Instruction
Search the listing for the string "scatter" and copy every line that contains it.

———

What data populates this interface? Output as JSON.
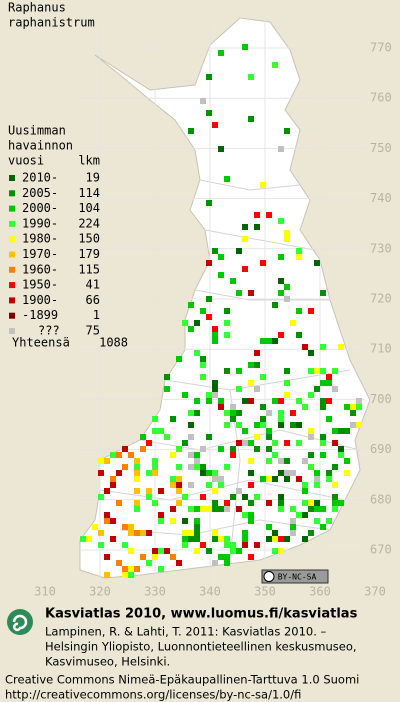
{
  "title": [
    "Raphanus",
    "raphanistrum"
  ],
  "legend": {
    "header": [
      "Uusimman",
      "havainnon",
      "vuosi"
    ],
    "count_header": "lkm",
    "rows": [
      {
        "label": "2010-",
        "count": 19,
        "color": "#006400"
      },
      {
        "label": "2005-",
        "count": 114,
        "color": "#009000"
      },
      {
        "label": "2000-",
        "count": 104,
        "color": "#00c800"
      },
      {
        "label": "1990-",
        "count": 224,
        "color": "#33ff33"
      },
      {
        "label": "1980-",
        "count": 150,
        "color": "#ffff00"
      },
      {
        "label": "1970-",
        "count": 179,
        "color": "#ffc000"
      },
      {
        "label": "1960-",
        "count": 115,
        "color": "#ff7f00"
      },
      {
        "label": "1950-",
        "count": 41,
        "color": "#ff0000"
      },
      {
        "label": "1900-",
        "count": 66,
        "color": "#c00000"
      },
      {
        "label": "-1899",
        "count": 1,
        "color": "#800000"
      },
      {
        "label": "???",
        "count": 75,
        "color": "#c0c0c0"
      }
    ],
    "total_label": "Yhteensä",
    "total": 1088
  },
  "grid": {
    "north": [
      770,
      760,
      750,
      740,
      730,
      720,
      710,
      700,
      690,
      680,
      670
    ],
    "east": [
      310,
      320,
      330,
      340,
      350,
      360,
      370
    ]
  },
  "license_badge": "BY-NC-SA",
  "footer": {
    "title": "Kasviatlas 2010, www.luomus.fi/kasviatlas",
    "citation": [
      "Lampinen, R. & Lahti, T. 2011: Kasviatlas 2010. –",
      "Helsingin Yliopisto, Luonnontieteellinen keskusmuseo,",
      "Kasvimuseo, Helsinki."
    ],
    "license": [
      "Creative Commons Nimeä-Epäkaupallinen-Tarttuva 1.0 Suomi",
      "http://creativecommons.org/licenses/by-nc-sa/1.0/fi"
    ]
  }
}
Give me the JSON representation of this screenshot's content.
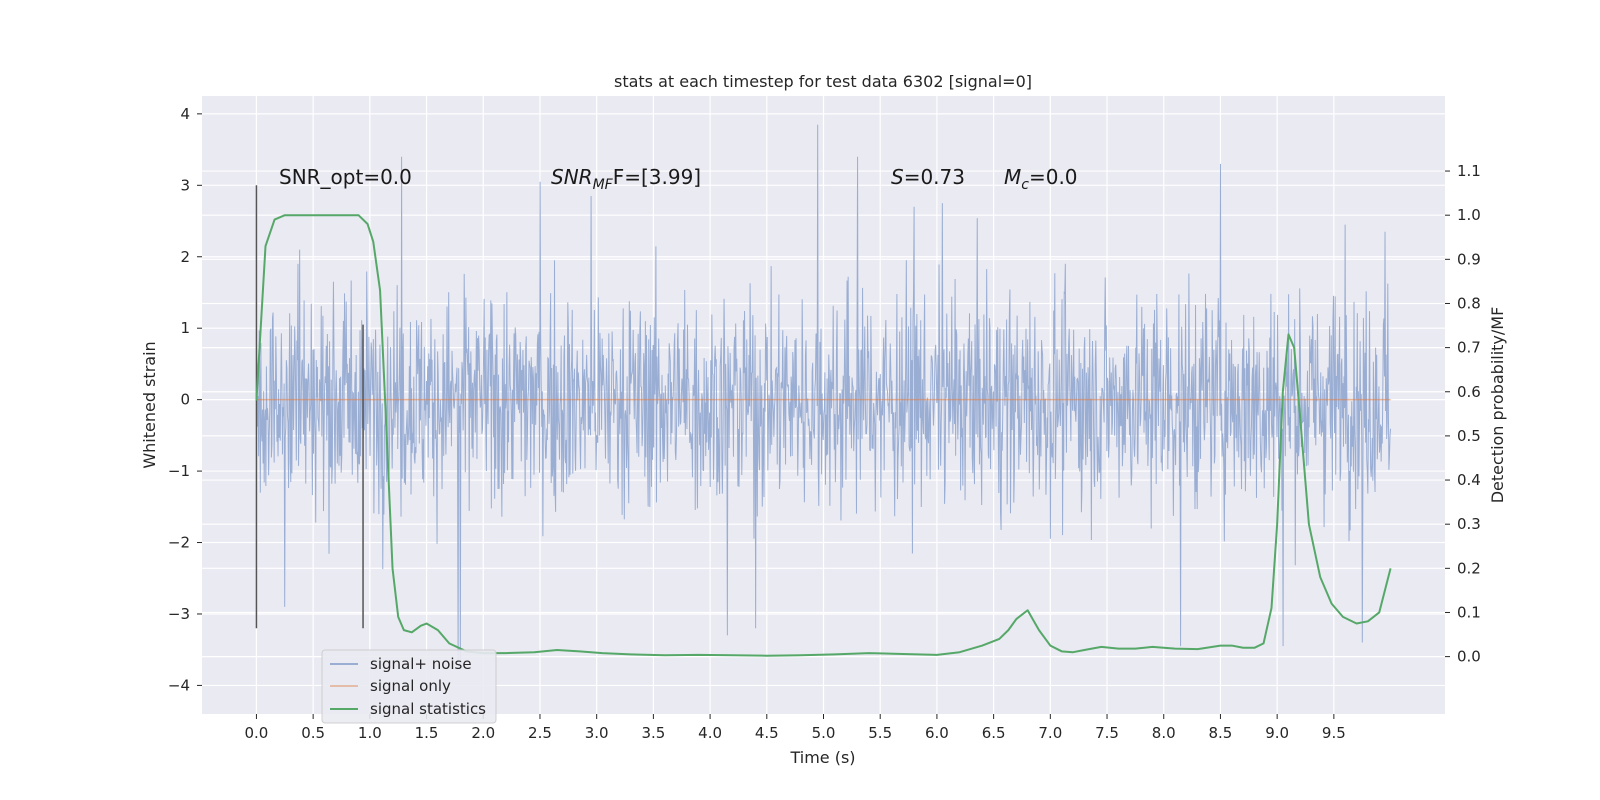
{
  "chart_data": {
    "type": "line",
    "title": "stats at each timestep for test data 6302 [signal=0]",
    "xlabel": "Time (s)",
    "ylabel": "Whitened strain",
    "y2label": "Detection probability/MF",
    "xlim": [
      -0.48,
      10.48
    ],
    "ylim": [
      -4.4,
      4.25
    ],
    "y2lim": [
      -0.13,
      1.27
    ],
    "x_ticks": [
      0.0,
      0.5,
      1.0,
      1.5,
      2.0,
      2.5,
      3.0,
      3.5,
      4.0,
      4.5,
      5.0,
      5.5,
      6.0,
      6.5,
      7.0,
      7.5,
      8.0,
      8.5,
      9.0,
      9.5
    ],
    "x_tick_labels": [
      "0.0",
      "0.5",
      "1.0",
      "1.5",
      "2.0",
      "2.5",
      "3.0",
      "3.5",
      "4.0",
      "4.5",
      "5.0",
      "5.5",
      "6.0",
      "6.5",
      "7.0",
      "7.5",
      "8.0",
      "8.5",
      "9.0",
      "9.5"
    ],
    "y_ticks": [
      -4,
      -3,
      -2,
      -1,
      0,
      1,
      2,
      3,
      4
    ],
    "y_tick_labels": [
      "−4",
      "−3",
      "−2",
      "−1",
      "0",
      "1",
      "2",
      "3",
      "4"
    ],
    "y2_ticks": [
      0.0,
      0.1,
      0.2,
      0.3,
      0.4,
      0.5,
      0.6,
      0.7,
      0.8,
      0.9,
      1.0,
      1.1
    ],
    "y2_tick_labels": [
      "0.0",
      "0.1",
      "0.2",
      "0.3",
      "0.4",
      "0.5",
      "0.6",
      "0.7",
      "0.8",
      "0.9",
      "1.0",
      "1.1"
    ],
    "grid": true,
    "legend_position": "bottom-left",
    "legend": [
      "signal+ noise",
      "signal only",
      "signal statistics"
    ],
    "annotations": {
      "snr_opt": "SNR_opt=0.0",
      "snr_mf_sym": "SNR",
      "snr_mf_sub": "MF",
      "snr_mf_val": "F=[3.99]",
      "s_sym": "S",
      "s_val": "=0.73",
      "mc_sym": "M",
      "mc_sub": "c",
      "mc_val": "=0.0"
    },
    "noise": {
      "x_start": 0.0,
      "x_end": 10.0,
      "y_range": [
        -3.7,
        3.85
      ],
      "notable_peaks": [
        [
          0.38,
          2.1
        ],
        [
          1.28,
          3.4
        ],
        [
          2.5,
          3.05
        ],
        [
          2.95,
          2.85
        ],
        [
          4.95,
          3.85
        ],
        [
          5.3,
          3.4
        ],
        [
          5.8,
          2.7
        ],
        [
          6.05,
          2.75
        ],
        [
          8.5,
          3.3
        ],
        [
          9.6,
          2.45
        ],
        [
          9.95,
          2.35
        ]
      ],
      "notable_troughs": [
        [
          1.8,
          -3.7
        ],
        [
          1.78,
          -3.65
        ],
        [
          4.15,
          -3.3
        ],
        [
          4.4,
          -3.2
        ],
        [
          8.15,
          -3.45
        ],
        [
          9.05,
          -3.45
        ],
        [
          9.75,
          -3.4
        ],
        [
          0.25,
          -2.9
        ]
      ]
    },
    "signal_only": {
      "x": [
        0.0,
        10.0
      ],
      "y": [
        0.0,
        0.0
      ]
    },
    "vertical_markers": [
      {
        "x": 0.0,
        "y": [
          -3.2,
          3.0
        ]
      },
      {
        "x": 0.94,
        "y": [
          -3.2,
          1.05
        ]
      }
    ],
    "series": [
      {
        "name": "signal statistics",
        "x": [
          0.0,
          0.08,
          0.16,
          0.25,
          0.4,
          0.55,
          0.7,
          0.8,
          0.9,
          0.98,
          1.03,
          1.09,
          1.14,
          1.2,
          1.25,
          1.3,
          1.37,
          1.45,
          1.5,
          1.6,
          1.7,
          1.85,
          2.0,
          2.2,
          2.45,
          2.65,
          2.85,
          3.05,
          3.3,
          3.6,
          3.9,
          4.2,
          4.5,
          4.8,
          5.1,
          5.4,
          5.7,
          6.0,
          6.2,
          6.4,
          6.55,
          6.63,
          6.7,
          6.8,
          6.9,
          7.0,
          7.1,
          7.2,
          7.3,
          7.45,
          7.6,
          7.75,
          7.9,
          8.1,
          8.3,
          8.5,
          8.6,
          8.7,
          8.8,
          8.88,
          8.95,
          9.0,
          9.05,
          9.1,
          9.15,
          9.2,
          9.28,
          9.38,
          9.48,
          9.58,
          9.7,
          9.8,
          9.9,
          10.0
        ],
        "y": [
          0.58,
          0.93,
          0.99,
          1.0,
          1.0,
          1.0,
          1.0,
          1.0,
          1.0,
          0.98,
          0.94,
          0.83,
          0.55,
          0.2,
          0.09,
          0.06,
          0.055,
          0.07,
          0.075,
          0.06,
          0.03,
          0.012,
          0.008,
          0.008,
          0.01,
          0.015,
          0.012,
          0.008,
          0.005,
          0.003,
          0.004,
          0.003,
          0.002,
          0.003,
          0.005,
          0.008,
          0.006,
          0.004,
          0.01,
          0.025,
          0.04,
          0.06,
          0.085,
          0.105,
          0.06,
          0.025,
          0.012,
          0.01,
          0.015,
          0.022,
          0.018,
          0.018,
          0.022,
          0.018,
          0.017,
          0.025,
          0.025,
          0.02,
          0.02,
          0.03,
          0.11,
          0.3,
          0.6,
          0.73,
          0.7,
          0.55,
          0.3,
          0.18,
          0.12,
          0.09,
          0.075,
          0.08,
          0.1,
          0.2
        ]
      }
    ],
    "colors": {
      "background": "#eaeaf2",
      "grid": "#ffffff",
      "noise": "#9aaed4",
      "signal_only": "#dd8452",
      "statistics": "#55a868",
      "marker": "#555555"
    }
  }
}
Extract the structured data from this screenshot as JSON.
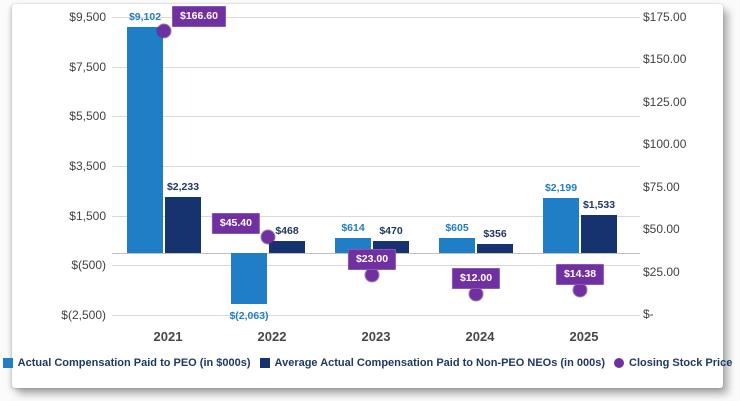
{
  "chart_data": {
    "type": "bar",
    "combo": "dual-axis bar + scatter points",
    "categories": [
      "2021",
      "2022",
      "2023",
      "2024",
      "2025"
    ],
    "series": [
      {
        "name": "Actual Compensation Paid to PEO (in $000s)",
        "kind": "bar",
        "axis": "left",
        "color": "#1f7ec6",
        "label_color": "#1f7ec6",
        "values": [
          9102,
          -2063,
          614,
          605,
          2199
        ],
        "labels": [
          "$9,102",
          "$(2,063)",
          "$614",
          "$605",
          "$2,199"
        ]
      },
      {
        "name": "Average Actual Compensation Paid to Non-PEO NEOs (in 000s)",
        "kind": "bar",
        "axis": "left",
        "color": "#16326f",
        "label_color": "#1f3864",
        "values": [
          2233,
          468,
          470,
          356,
          1533
        ],
        "labels": [
          "$2,233",
          "$468",
          "$470",
          "$356",
          "$1,533"
        ]
      },
      {
        "name": "Closing Stock Price",
        "kind": "scatter",
        "axis": "right",
        "color": "#7030a0",
        "label_color": "#ffffff",
        "values": [
          166.6,
          45.4,
          23.0,
          12.0,
          14.38
        ],
        "labels": [
          "$166.60",
          "$45.40",
          "$23.00",
          "$12.00",
          "$14.38"
        ]
      }
    ],
    "left_axis": {
      "min": -2500,
      "max": 9500,
      "ticks": [
        {
          "value": 9500,
          "label": "$9,500"
        },
        {
          "value": 7500,
          "label": "$7,500"
        },
        {
          "value": 5500,
          "label": "$5,500"
        },
        {
          "value": 3500,
          "label": "$3,500"
        },
        {
          "value": 1500,
          "label": "$1,500"
        },
        {
          "value": -500,
          "label": "$(500)"
        },
        {
          "value": -2500,
          "label": "$(2,500)"
        }
      ]
    },
    "right_axis": {
      "min": 0,
      "max": 175,
      "ticks": [
        {
          "value": 175,
          "label": "$175.00"
        },
        {
          "value": 150,
          "label": "$150.00"
        },
        {
          "value": 125,
          "label": "$125.00"
        },
        {
          "value": 100,
          "label": "$100.00"
        },
        {
          "value": 75,
          "label": "$75.00"
        },
        {
          "value": 50,
          "label": "$50.00"
        },
        {
          "value": 25,
          "label": "$25.00"
        },
        {
          "value": 0,
          "label": "$-"
        }
      ]
    },
    "legend_position": "bottom",
    "grid": true,
    "title": ""
  },
  "colors": {
    "peo_bar": "#1f7ec6",
    "neo_bar": "#16326f",
    "stock_purple": "#7030a0",
    "gridline": "#d9d9d9",
    "zero_axis": "#bfbfbf",
    "axis_text": "#414141",
    "legend_text": "#1f3864",
    "card_background": "#ffffff"
  }
}
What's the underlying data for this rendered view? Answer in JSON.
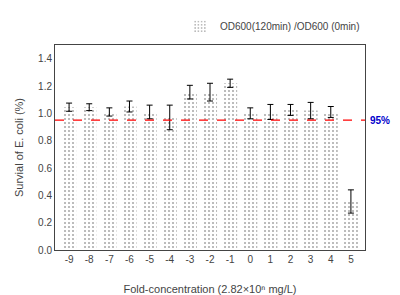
{
  "chart_data": {
    "type": "bar",
    "x": [
      -9,
      -8,
      -7,
      -6,
      -5,
      -4,
      -3,
      -2,
      -1,
      0,
      1,
      2,
      3,
      4,
      5
    ],
    "series": [
      {
        "name": "OD600(120min) /OD600 (0min)",
        "color": "#EE82EE",
        "values": [
          1.045,
          1.045,
          1.01,
          1.05,
          1.01,
          0.97,
          1.155,
          1.155,
          1.22,
          1.0,
          1.01,
          1.025,
          1.02,
          1.01,
          0.355
        ],
        "errors": [
          0.03,
          0.025,
          0.03,
          0.04,
          0.05,
          0.09,
          0.05,
          0.065,
          0.03,
          0.04,
          0.055,
          0.04,
          0.06,
          0.04,
          0.085
        ]
      }
    ],
    "xlabel": "Fold-concentration (2.82×10ⁿ mg/L)",
    "ylabel": "Survial of E. coli (%)",
    "xlim": [
      -9.7,
      5.7
    ],
    "xticks": [
      -9,
      -8,
      -7,
      -6,
      -5,
      -4,
      -3,
      -2,
      -1,
      0,
      1,
      2,
      3,
      4,
      5
    ],
    "ylim": [
      0.0,
      1.5
    ],
    "yticks": [
      0.0,
      0.2,
      0.4,
      0.6,
      0.8,
      1.0,
      1.2,
      1.4
    ],
    "hlines": [
      {
        "y": 0.95,
        "color": "#FF0000",
        "line_style": "dashed",
        "label": "95%",
        "label_color": "#0000CC"
      }
    ],
    "legend": "upper right",
    "grid": false
  }
}
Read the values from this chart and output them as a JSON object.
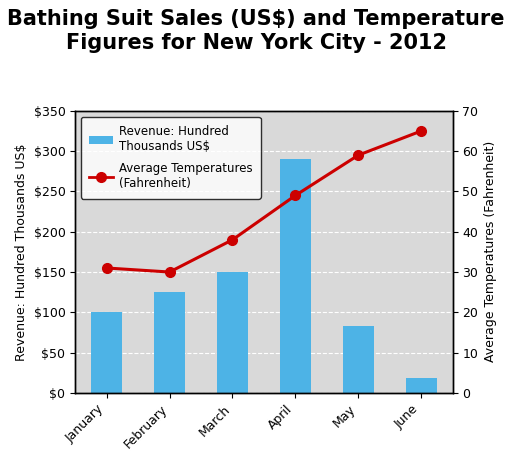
{
  "title": "Bathing Suit Sales (US$) and Temperature\nFigures for New York City - 2012",
  "months": [
    "January",
    "February",
    "March",
    "April",
    "May",
    "June"
  ],
  "revenue": [
    100,
    125,
    150,
    290,
    83,
    18
  ],
  "temperature": [
    31,
    30,
    38,
    49,
    59,
    65
  ],
  "bar_color": "#4db3e6",
  "line_color": "#cc0000",
  "marker_color": "#cc0000",
  "bg_color": "#d9d9d9",
  "ylabel_left": "Revenue: Hundred Thousands US$",
  "ylabel_right": "Average Temperatures (Fahrenheit)",
  "ylim_left": [
    0,
    350
  ],
  "ylim_right": [
    0,
    70
  ],
  "yticks_left": [
    0,
    50,
    100,
    150,
    200,
    250,
    300,
    350
  ],
  "yticks_right": [
    0,
    10,
    20,
    30,
    40,
    50,
    60,
    70
  ],
  "legend_bar_label": "Revenue: Hundred\nThousands US$",
  "legend_line_label": "Average Temperatures\n(Fahrenheit)",
  "title_fontsize": 15,
  "axis_label_fontsize": 9,
  "tick_label_fontsize": 9
}
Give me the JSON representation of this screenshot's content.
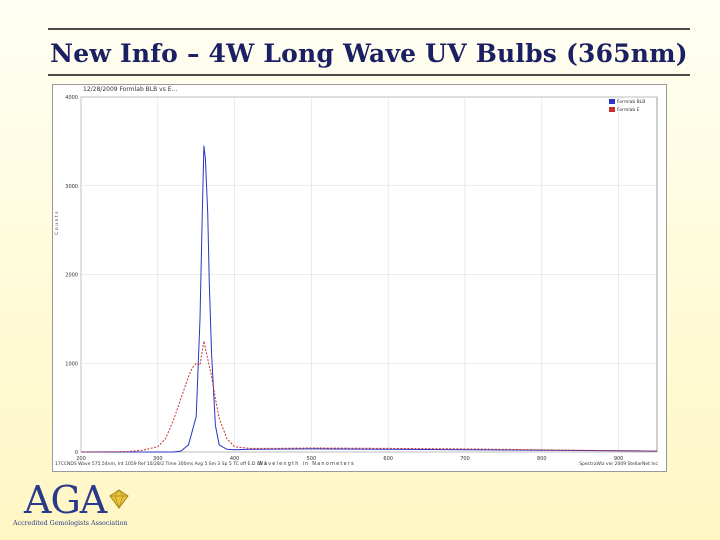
{
  "slide": {
    "title": "New Info – 4W Long Wave UV Bulbs (365nm)"
  },
  "screenshot": {
    "header": "12/28/2009   Formlab BLB vs E...",
    "x_axis_label": "Wavelength in Nanometers",
    "y_axis_label": "Counts",
    "status_left": "17CCNDS   Wave 575.54nm, Int 1059  Ref 10/28/2 Time 300ms Avg 5 Sm 3 Sp 5 TC off E:D Ch 1",
    "status_right": "SpectraWiz ver 2009 StellarNet Inc"
  },
  "chart_data": {
    "type": "line",
    "xlim": [
      200,
      950
    ],
    "ylim": [
      0,
      4000
    ],
    "x_ticks": [
      "200",
      "300",
      "400",
      "500",
      "600",
      "700",
      "800",
      "900"
    ],
    "y_ticks": [
      "0",
      "1000",
      "2000",
      "3000",
      "4000"
    ],
    "grid": true,
    "legend_position": "top-right",
    "series": [
      {
        "name": "Formlab BLB",
        "color": "#2a34c6",
        "x": [
          200,
          320,
          330,
          340,
          350,
          355,
          358,
          360,
          362,
          365,
          367,
          370,
          375,
          380,
          390,
          400,
          420,
          500,
          600,
          700,
          800,
          900,
          950
        ],
        "y": [
          0,
          0,
          10,
          80,
          400,
          1500,
          2700,
          3450,
          3300,
          2700,
          1900,
          1100,
          300,
          80,
          30,
          25,
          30,
          35,
          30,
          25,
          20,
          15,
          10
        ]
      },
      {
        "name": "Formlab E",
        "color": "#c43030",
        "x": [
          200,
          260,
          280,
          300,
          310,
          320,
          330,
          340,
          345,
          350,
          355,
          360,
          365,
          370,
          375,
          380,
          390,
          400,
          420,
          450,
          500,
          600,
          700,
          800,
          900,
          950
        ],
        "y": [
          0,
          5,
          20,
          60,
          150,
          350,
          600,
          850,
          950,
          1000,
          980,
          1250,
          1050,
          850,
          600,
          380,
          150,
          60,
          40,
          40,
          45,
          40,
          35,
          25,
          15,
          10
        ]
      }
    ]
  },
  "logo": {
    "text": "AGA",
    "subtitle": "Accredited Gemologists Association"
  },
  "colors": {
    "title": "#1b1f63",
    "logo": "#2a3a8a",
    "gem": "#e8c43a"
  }
}
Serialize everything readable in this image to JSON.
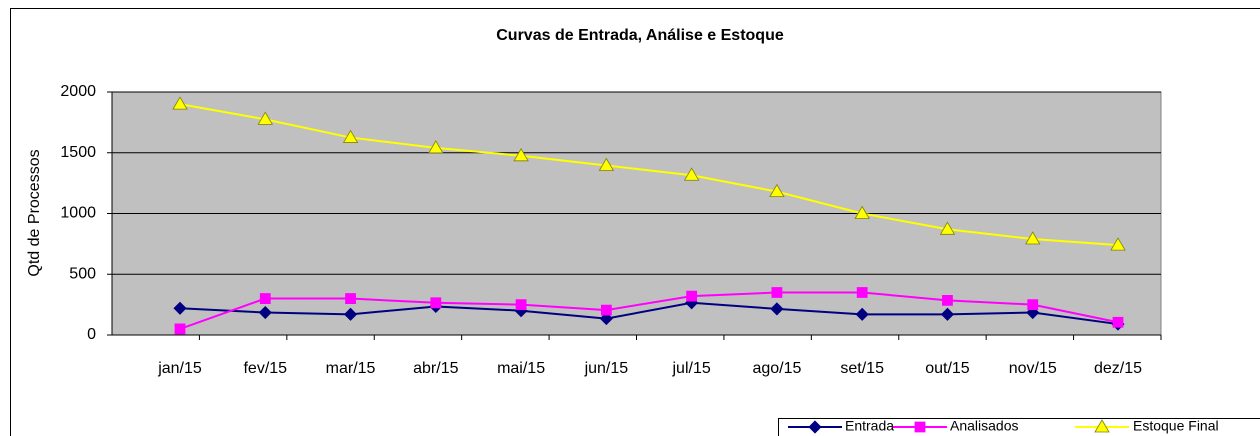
{
  "chart_data": {
    "type": "line",
    "title": "Curvas de Entrada, Análise e Estoque",
    "y_label": "Qtd de Processos",
    "categories": [
      "jan/15",
      "fev/15",
      "mar/15",
      "abr/15",
      "mai/15",
      "jun/15",
      "jul/15",
      "ago/15",
      "set/15",
      "out/15",
      "nov/15",
      "dez/15"
    ],
    "series": [
      {
        "name": "Entrada",
        "color": "#000080",
        "marker": "diamond",
        "values": [
          220,
          185,
          170,
          235,
          200,
          135,
          265,
          215,
          170,
          170,
          185,
          90
        ]
      },
      {
        "name": "Analisados",
        "color": "#ff00ff",
        "marker": "square",
        "values": [
          50,
          300,
          300,
          265,
          250,
          205,
          320,
          350,
          350,
          285,
          250,
          105
        ]
      },
      {
        "name": "Estoque Final",
        "color": "#ffff00",
        "marker": "triangle",
        "values": [
          1900,
          1775,
          1625,
          1540,
          1475,
          1395,
          1315,
          1180,
          1000,
          870,
          790,
          740
        ]
      }
    ],
    "ylim": [
      0,
      2000
    ],
    "yticks": [
      0,
      500,
      1000,
      1500,
      2000
    ],
    "grid": true,
    "legend": "bottom-right"
  }
}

———

Written response
    "combo": "dual-axis bar + scatter points",
        "kind": "scatter",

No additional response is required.